* Data entries
········

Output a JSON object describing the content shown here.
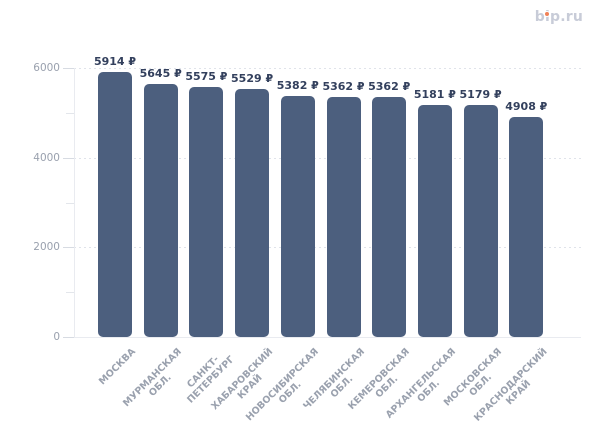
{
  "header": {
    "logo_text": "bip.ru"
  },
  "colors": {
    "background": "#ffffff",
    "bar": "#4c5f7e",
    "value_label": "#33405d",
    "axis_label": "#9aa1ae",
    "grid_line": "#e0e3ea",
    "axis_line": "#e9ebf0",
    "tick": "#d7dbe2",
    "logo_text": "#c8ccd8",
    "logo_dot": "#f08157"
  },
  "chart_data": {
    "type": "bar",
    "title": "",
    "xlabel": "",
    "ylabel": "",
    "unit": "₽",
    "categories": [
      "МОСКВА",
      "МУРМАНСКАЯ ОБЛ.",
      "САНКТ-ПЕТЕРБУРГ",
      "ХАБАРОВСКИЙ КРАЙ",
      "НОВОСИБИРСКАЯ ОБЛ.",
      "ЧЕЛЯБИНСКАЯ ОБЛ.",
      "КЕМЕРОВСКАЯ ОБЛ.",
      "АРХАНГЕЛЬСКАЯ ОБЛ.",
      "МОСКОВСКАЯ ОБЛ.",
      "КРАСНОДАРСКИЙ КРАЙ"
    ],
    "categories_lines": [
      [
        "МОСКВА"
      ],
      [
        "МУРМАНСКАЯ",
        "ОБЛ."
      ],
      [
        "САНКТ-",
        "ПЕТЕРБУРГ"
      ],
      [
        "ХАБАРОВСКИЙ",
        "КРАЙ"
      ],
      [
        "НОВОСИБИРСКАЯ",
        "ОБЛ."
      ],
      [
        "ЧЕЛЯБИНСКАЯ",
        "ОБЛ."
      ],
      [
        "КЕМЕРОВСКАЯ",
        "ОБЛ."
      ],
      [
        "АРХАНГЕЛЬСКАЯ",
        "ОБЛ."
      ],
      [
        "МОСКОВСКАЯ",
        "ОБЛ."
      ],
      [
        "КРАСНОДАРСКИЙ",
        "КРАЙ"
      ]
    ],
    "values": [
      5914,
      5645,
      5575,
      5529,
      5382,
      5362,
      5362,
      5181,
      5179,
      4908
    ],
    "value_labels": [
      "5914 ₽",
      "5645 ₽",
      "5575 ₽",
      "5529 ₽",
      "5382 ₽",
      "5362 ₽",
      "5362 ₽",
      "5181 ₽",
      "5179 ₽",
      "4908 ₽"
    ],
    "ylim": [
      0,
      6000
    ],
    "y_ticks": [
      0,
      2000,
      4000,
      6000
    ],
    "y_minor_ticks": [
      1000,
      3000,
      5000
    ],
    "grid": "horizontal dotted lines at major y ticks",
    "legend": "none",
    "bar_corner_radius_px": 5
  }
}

········

Where a line of the material above holds the string "КРАСНОДАРСКИЙ", copy that line.

      "КРАСНОДАРСКИЙ КРАЙ"
        "КРАСНОДАРСКИЙ",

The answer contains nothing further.